## Goal
In the listing that follows, count the lines holding the word "text" and report only that number.

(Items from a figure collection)
┄┄┄┄┄┄┄┄┄┄┄┄┄┄┄┄┄┄┄┄

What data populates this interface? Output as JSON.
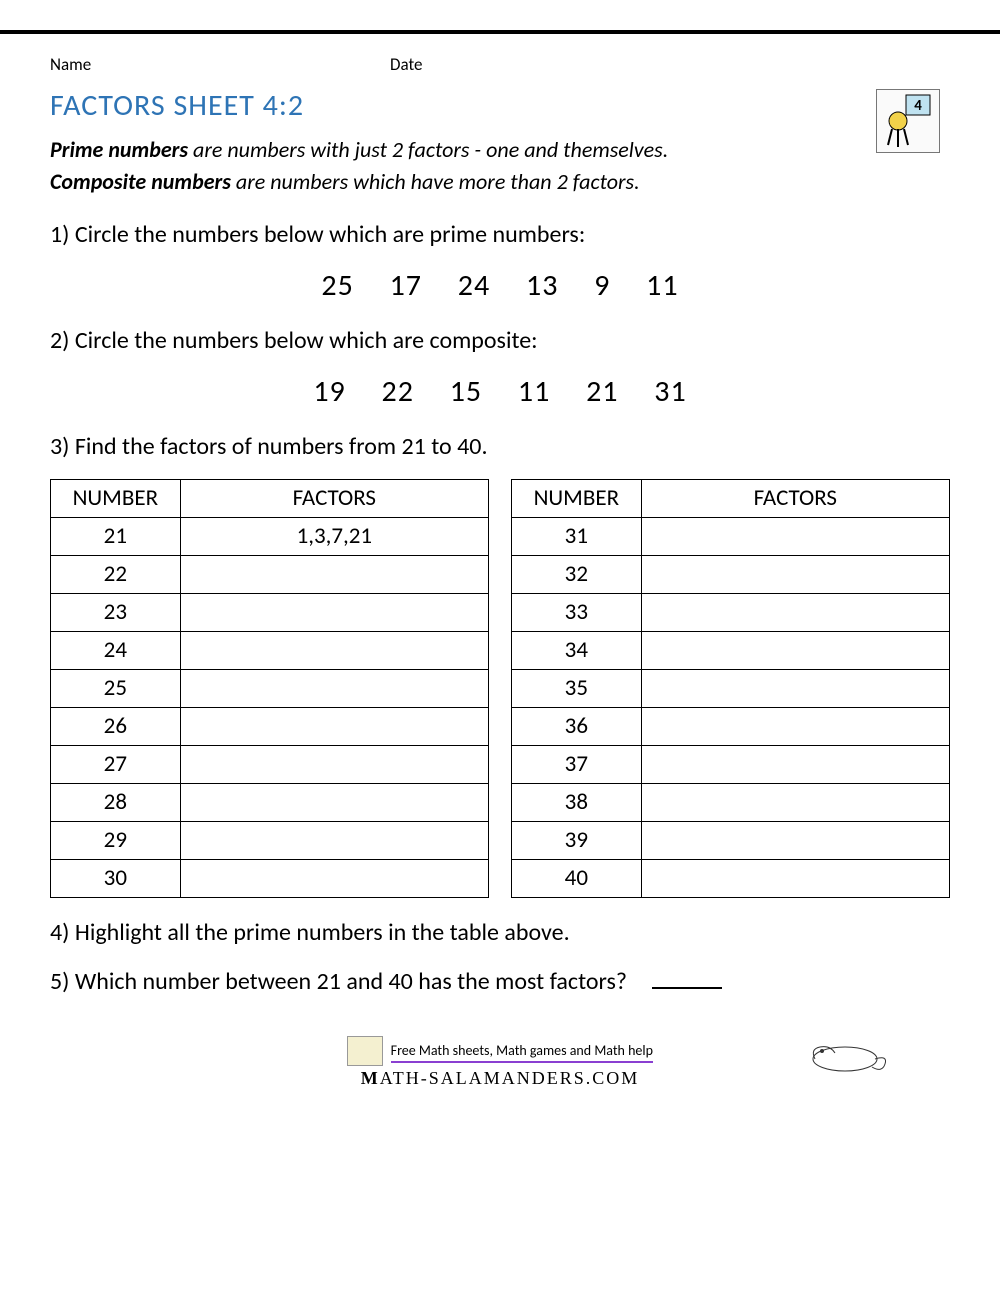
{
  "header": {
    "name_label": "Name",
    "date_label": "Date",
    "logo_badge": "4"
  },
  "title": "FACTORS SHEET 4:2",
  "intro": {
    "line1_term": "Prime numbers",
    "line1_rest": " are numbers with just 2 factors - one and themselves.",
    "line2_term": "Composite numbers",
    "line2_rest": " are numbers which have more than 2 factors."
  },
  "q1": {
    "text": "1) Circle the numbers below which are prime numbers:",
    "numbers": "25 17 24 13 9 11"
  },
  "q2": {
    "text": "2) Circle the numbers below which are composite:",
    "numbers": "19 22 15 11 21 31"
  },
  "q3": {
    "text": "3) Find the factors of numbers from 21 to 40.",
    "col_number": "NUMBER",
    "col_factors": "FACTORS",
    "left": [
      {
        "n": "21",
        "f": "1,3,7,21"
      },
      {
        "n": "22",
        "f": ""
      },
      {
        "n": "23",
        "f": ""
      },
      {
        "n": "24",
        "f": ""
      },
      {
        "n": "25",
        "f": ""
      },
      {
        "n": "26",
        "f": ""
      },
      {
        "n": "27",
        "f": ""
      },
      {
        "n": "28",
        "f": ""
      },
      {
        "n": "29",
        "f": ""
      },
      {
        "n": "30",
        "f": ""
      }
    ],
    "right": [
      {
        "n": "31",
        "f": ""
      },
      {
        "n": "32",
        "f": ""
      },
      {
        "n": "33",
        "f": ""
      },
      {
        "n": "34",
        "f": ""
      },
      {
        "n": "35",
        "f": ""
      },
      {
        "n": "36",
        "f": ""
      },
      {
        "n": "37",
        "f": ""
      },
      {
        "n": "38",
        "f": ""
      },
      {
        "n": "39",
        "f": ""
      },
      {
        "n": "40",
        "f": ""
      }
    ]
  },
  "q4": {
    "text": "4) Highlight all the prime numbers in the table above."
  },
  "q5": {
    "text": "5) Which number between 21 and 40 has the most factors?"
  },
  "footer": {
    "tagline": "Free Math sheets, Math games and Math help",
    "brand": "ATH-SALAMANDERS.COM"
  },
  "styles": {
    "title_color": "#2e74b5",
    "underline_color": "#8a3fd1",
    "border_color": "#000000",
    "body_font": "Calibri"
  }
}
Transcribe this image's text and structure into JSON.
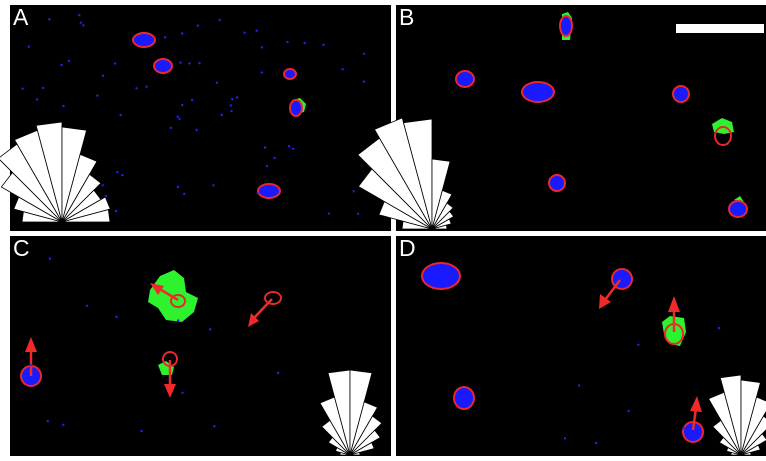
{
  "panels": [
    {
      "label": "A"
    },
    {
      "label": "B"
    },
    {
      "label": "C"
    },
    {
      "label": "D"
    }
  ]
}
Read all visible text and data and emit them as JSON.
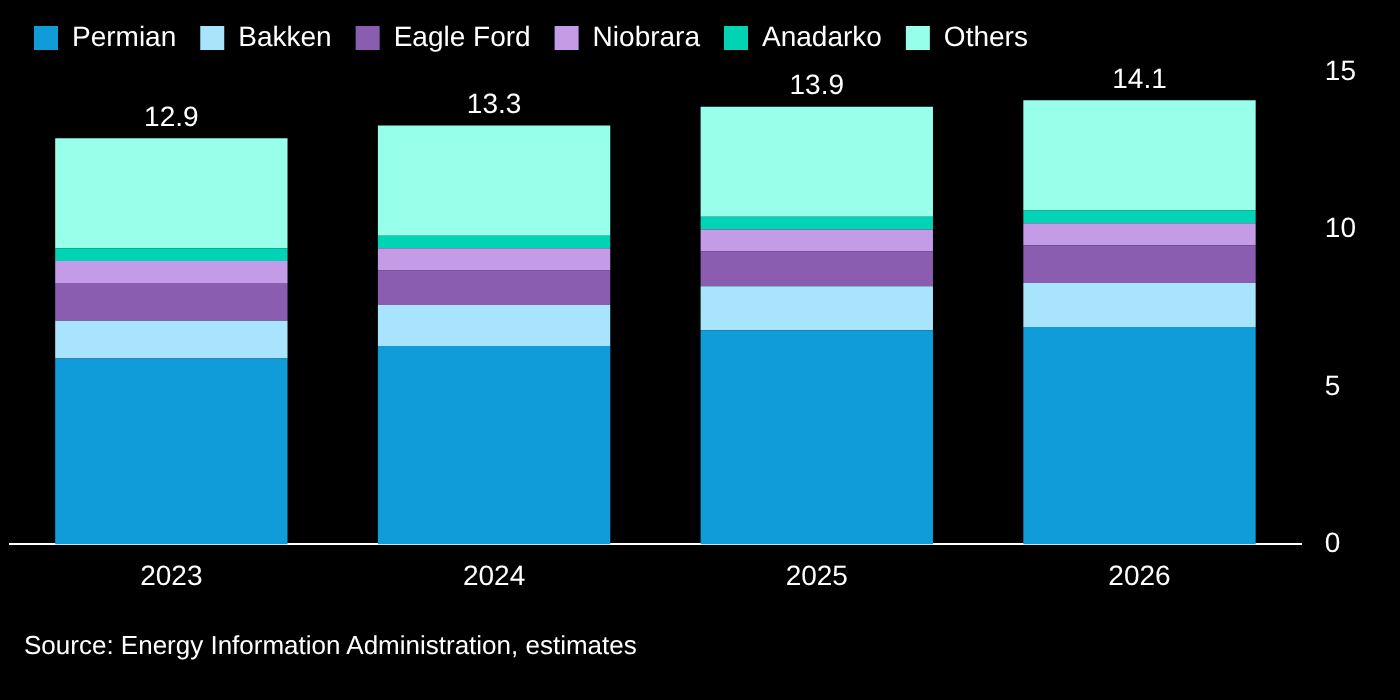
{
  "chart_data": {
    "type": "bar",
    "stacked": true,
    "categories": [
      "2023",
      "2024",
      "2025",
      "2026"
    ],
    "series": [
      {
        "name": "Permian",
        "color": "#0f9cd8",
        "values": [
          5.9,
          6.3,
          6.8,
          6.9
        ]
      },
      {
        "name": "Bakken",
        "color": "#a8e4fc",
        "values": [
          1.2,
          1.3,
          1.4,
          1.4
        ]
      },
      {
        "name": "Eagle Ford",
        "color": "#8a5db0",
        "values": [
          1.2,
          1.1,
          1.1,
          1.2
        ]
      },
      {
        "name": "Niobrara",
        "color": "#c39be6",
        "values": [
          0.7,
          0.7,
          0.7,
          0.7
        ]
      },
      {
        "name": "Anadarko",
        "color": "#00d4b4",
        "values": [
          0.4,
          0.4,
          0.4,
          0.4
        ]
      },
      {
        "name": "Others",
        "color": "#98ffea",
        "values": [
          3.5,
          3.5,
          3.5,
          3.5
        ]
      }
    ],
    "totals": [
      "12.9",
      "13.3",
      "13.9",
      "14.1"
    ],
    "ylim": [
      0,
      15
    ],
    "yticks": [
      0,
      5,
      10,
      15
    ],
    "legend": "top left",
    "annotations": [
      "Source: Energy Information Administration, estimates"
    ]
  }
}
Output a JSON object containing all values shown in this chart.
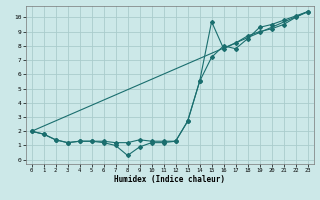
{
  "xlabel": "Humidex (Indice chaleur)",
  "bg_color": "#cce8e8",
  "grid_color": "#aacccc",
  "line_color": "#1a6e6e",
  "xlim": [
    -0.5,
    23.5
  ],
  "ylim": [
    -0.3,
    10.8
  ],
  "xticks": [
    0,
    1,
    2,
    3,
    4,
    5,
    6,
    7,
    8,
    9,
    10,
    11,
    12,
    13,
    14,
    15,
    16,
    17,
    18,
    19,
    20,
    21,
    22,
    23
  ],
  "yticks": [
    0,
    1,
    2,
    3,
    4,
    5,
    6,
    7,
    8,
    9,
    10
  ],
  "line1_x": [
    0,
    1,
    2,
    3,
    4,
    5,
    6,
    7,
    8,
    9,
    10,
    11,
    12,
    13,
    14,
    15,
    16,
    17,
    18,
    19,
    20,
    21,
    22,
    23
  ],
  "line1_y": [
    2.0,
    1.8,
    1.4,
    1.2,
    1.3,
    1.3,
    1.3,
    1.2,
    1.2,
    1.4,
    1.3,
    1.3,
    1.3,
    2.7,
    5.5,
    7.2,
    8.0,
    7.8,
    8.5,
    9.3,
    9.5,
    9.8,
    10.1,
    10.4
  ],
  "line2_x": [
    0,
    1,
    2,
    3,
    4,
    5,
    6,
    7,
    8,
    9,
    10,
    11,
    12,
    13,
    14,
    15,
    16,
    17,
    18,
    19,
    20,
    21,
    22,
    23
  ],
  "line2_y": [
    2.0,
    1.8,
    1.4,
    1.2,
    1.3,
    1.3,
    1.2,
    1.0,
    0.3,
    0.9,
    1.2,
    1.2,
    1.3,
    2.7,
    5.5,
    9.7,
    7.8,
    8.2,
    8.7,
    9.0,
    9.2,
    9.5,
    10.0,
    10.4
  ],
  "line3_x": [
    0,
    23
  ],
  "line3_y": [
    2.0,
    10.4
  ]
}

┄┄┄┄┄┄┄┄┄┄┄┄┄┄┄┄┄┄┄┄

## Finished task
7